* BEGIN RAW RECORDS *
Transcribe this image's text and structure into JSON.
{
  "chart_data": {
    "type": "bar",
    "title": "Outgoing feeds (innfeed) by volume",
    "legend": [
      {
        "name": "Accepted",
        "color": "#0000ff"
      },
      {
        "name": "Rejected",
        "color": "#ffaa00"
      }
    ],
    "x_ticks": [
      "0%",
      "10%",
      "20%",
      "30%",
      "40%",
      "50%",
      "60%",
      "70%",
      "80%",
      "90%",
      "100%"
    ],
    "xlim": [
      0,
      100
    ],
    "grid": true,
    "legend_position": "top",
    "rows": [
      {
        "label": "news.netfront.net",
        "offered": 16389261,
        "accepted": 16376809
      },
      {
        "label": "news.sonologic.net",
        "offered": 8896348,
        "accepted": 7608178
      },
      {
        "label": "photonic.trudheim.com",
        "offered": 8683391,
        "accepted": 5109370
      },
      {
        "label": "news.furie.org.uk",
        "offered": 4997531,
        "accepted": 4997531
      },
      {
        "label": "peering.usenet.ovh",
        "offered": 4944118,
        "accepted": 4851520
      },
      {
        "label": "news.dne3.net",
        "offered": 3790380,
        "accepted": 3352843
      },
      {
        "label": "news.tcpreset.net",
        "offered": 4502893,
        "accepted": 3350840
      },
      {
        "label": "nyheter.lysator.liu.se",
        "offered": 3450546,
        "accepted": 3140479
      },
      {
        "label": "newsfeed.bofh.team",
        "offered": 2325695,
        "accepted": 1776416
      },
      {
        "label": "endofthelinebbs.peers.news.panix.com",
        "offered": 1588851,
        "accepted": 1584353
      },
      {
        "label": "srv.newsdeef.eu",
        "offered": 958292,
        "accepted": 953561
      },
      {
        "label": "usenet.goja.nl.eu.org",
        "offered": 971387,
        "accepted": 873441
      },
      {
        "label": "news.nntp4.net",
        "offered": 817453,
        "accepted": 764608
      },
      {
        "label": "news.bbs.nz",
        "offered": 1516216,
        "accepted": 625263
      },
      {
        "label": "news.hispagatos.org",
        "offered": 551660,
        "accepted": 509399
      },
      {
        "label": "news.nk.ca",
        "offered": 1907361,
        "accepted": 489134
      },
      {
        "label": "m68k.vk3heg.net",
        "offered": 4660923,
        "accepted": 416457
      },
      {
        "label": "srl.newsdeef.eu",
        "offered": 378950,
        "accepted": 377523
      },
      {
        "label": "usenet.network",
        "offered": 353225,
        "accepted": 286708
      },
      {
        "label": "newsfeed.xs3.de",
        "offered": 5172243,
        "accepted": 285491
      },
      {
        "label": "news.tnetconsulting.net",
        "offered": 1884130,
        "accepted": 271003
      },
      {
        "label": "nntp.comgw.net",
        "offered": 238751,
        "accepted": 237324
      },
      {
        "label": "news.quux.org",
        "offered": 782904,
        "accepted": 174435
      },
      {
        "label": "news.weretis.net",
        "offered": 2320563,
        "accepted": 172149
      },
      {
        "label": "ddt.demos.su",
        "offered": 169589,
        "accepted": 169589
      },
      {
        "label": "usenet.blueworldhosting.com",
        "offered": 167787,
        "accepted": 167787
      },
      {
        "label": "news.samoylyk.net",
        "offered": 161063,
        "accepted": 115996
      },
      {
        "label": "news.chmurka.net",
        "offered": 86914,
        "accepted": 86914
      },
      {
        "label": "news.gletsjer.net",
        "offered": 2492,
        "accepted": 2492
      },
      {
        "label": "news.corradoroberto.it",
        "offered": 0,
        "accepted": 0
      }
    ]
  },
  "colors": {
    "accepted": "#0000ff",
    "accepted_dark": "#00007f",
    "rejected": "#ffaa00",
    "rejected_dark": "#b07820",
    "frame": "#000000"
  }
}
* END RAW RECORDS *
* _WORK REQUIRED_:
Collect each line containing the string "newsfeed".

* _CORRECT RESULT_:
        "label": "newsfeed.bofh.team",
        "label": "newsfeed.xs3.de",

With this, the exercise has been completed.